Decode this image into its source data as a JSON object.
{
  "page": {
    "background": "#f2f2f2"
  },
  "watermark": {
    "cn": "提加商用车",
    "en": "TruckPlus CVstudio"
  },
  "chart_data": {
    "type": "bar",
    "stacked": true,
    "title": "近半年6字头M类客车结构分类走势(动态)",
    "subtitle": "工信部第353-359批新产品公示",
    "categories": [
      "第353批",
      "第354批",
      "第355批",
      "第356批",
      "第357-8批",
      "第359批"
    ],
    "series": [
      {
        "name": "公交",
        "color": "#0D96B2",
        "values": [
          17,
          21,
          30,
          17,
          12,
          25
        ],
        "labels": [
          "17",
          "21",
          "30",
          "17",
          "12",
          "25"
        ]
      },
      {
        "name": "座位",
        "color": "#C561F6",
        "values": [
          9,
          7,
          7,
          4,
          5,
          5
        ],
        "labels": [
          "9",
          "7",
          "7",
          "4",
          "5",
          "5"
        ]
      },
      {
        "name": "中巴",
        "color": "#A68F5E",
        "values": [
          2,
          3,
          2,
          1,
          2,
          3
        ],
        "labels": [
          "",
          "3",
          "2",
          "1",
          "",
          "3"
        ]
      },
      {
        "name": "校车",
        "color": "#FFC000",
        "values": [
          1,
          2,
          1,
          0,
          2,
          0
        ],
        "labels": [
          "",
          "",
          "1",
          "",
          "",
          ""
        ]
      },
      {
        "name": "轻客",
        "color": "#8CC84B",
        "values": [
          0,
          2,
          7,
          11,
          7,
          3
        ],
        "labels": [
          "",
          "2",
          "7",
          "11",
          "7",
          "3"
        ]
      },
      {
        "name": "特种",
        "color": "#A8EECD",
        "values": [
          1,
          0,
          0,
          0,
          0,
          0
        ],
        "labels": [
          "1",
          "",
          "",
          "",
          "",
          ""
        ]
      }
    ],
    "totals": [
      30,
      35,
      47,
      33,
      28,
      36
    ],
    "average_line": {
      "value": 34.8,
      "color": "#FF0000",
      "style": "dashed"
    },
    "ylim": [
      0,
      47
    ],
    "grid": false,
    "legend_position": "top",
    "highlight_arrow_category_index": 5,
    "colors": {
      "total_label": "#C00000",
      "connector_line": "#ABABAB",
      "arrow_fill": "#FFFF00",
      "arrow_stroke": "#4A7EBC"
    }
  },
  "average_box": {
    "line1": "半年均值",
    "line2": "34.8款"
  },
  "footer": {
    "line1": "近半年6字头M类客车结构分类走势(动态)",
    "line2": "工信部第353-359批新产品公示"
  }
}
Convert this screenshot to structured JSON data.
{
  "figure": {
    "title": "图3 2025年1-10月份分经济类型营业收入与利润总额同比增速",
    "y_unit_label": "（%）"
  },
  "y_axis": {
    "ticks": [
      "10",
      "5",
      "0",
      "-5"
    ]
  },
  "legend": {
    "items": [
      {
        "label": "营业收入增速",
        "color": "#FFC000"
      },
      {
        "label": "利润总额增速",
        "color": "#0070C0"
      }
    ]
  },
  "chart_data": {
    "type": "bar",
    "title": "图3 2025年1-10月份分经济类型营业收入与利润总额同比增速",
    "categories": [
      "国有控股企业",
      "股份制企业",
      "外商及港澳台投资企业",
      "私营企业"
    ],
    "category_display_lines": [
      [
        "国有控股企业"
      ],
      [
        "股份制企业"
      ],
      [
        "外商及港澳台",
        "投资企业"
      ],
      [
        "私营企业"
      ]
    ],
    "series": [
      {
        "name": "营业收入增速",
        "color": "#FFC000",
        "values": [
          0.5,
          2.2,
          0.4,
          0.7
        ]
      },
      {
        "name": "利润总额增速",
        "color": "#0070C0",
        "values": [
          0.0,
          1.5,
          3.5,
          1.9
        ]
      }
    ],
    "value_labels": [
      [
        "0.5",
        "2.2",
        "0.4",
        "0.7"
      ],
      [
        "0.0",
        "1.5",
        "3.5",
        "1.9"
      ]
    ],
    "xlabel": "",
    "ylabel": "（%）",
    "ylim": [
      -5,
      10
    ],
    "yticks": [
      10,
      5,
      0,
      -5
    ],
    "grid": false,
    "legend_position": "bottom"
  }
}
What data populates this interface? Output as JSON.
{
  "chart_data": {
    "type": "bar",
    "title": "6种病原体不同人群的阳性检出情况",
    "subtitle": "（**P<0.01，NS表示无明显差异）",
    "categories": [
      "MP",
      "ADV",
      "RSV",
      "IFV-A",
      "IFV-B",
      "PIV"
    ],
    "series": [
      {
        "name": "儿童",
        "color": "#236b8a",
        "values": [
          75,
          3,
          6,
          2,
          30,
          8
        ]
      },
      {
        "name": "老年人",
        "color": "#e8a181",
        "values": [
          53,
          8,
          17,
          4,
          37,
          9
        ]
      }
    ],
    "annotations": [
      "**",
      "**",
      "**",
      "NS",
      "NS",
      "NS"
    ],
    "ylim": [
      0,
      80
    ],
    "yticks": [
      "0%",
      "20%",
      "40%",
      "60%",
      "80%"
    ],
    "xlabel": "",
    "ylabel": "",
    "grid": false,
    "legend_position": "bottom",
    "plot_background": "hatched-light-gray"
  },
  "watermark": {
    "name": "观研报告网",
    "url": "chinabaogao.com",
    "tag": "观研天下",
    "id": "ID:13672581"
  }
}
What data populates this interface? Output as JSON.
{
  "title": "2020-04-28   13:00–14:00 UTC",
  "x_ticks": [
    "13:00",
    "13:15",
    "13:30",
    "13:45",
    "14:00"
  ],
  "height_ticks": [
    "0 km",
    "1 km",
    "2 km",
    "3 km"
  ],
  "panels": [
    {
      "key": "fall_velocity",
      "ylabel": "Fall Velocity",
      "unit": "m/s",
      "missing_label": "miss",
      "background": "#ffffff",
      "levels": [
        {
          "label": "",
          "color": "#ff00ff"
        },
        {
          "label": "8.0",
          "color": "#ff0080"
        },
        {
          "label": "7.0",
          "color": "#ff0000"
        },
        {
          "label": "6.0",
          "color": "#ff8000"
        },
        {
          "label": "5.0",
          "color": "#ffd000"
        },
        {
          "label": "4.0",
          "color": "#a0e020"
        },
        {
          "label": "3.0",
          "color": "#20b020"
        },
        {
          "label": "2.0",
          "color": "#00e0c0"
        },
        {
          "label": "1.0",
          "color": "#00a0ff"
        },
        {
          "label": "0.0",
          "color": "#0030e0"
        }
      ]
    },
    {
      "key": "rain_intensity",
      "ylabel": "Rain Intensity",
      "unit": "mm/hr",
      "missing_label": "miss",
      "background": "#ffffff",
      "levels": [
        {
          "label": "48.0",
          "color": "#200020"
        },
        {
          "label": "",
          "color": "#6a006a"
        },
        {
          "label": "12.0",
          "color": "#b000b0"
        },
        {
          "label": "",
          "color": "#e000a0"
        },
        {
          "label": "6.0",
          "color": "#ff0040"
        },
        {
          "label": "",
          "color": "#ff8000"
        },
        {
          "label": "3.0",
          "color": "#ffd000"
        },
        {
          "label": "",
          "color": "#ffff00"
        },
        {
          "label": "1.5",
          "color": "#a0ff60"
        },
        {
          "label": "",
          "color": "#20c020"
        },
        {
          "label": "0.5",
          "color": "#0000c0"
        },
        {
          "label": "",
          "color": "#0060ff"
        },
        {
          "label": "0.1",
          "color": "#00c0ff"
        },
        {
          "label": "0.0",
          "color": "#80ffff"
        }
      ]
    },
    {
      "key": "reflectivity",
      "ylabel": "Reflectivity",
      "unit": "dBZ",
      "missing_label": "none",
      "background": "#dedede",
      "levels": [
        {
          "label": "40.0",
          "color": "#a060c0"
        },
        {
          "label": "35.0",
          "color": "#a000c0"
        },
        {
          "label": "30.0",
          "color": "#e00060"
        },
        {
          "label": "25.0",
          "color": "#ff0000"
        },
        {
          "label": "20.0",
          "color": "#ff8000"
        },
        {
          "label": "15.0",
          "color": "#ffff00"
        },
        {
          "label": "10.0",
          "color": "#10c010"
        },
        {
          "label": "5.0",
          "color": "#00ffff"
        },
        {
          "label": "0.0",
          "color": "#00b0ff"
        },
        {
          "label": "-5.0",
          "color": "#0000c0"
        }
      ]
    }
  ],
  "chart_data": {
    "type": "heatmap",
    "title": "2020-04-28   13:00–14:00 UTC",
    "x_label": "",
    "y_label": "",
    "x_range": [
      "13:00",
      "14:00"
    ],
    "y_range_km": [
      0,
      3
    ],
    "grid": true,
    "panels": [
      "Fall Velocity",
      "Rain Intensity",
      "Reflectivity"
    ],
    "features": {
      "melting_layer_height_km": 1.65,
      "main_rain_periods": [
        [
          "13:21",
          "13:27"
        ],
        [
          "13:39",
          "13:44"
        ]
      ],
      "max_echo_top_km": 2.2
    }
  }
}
○ ○ ○ ○ ○
__What is needed__:
Only a number is wanted: how many lines contain "this"?

__Task response__:
4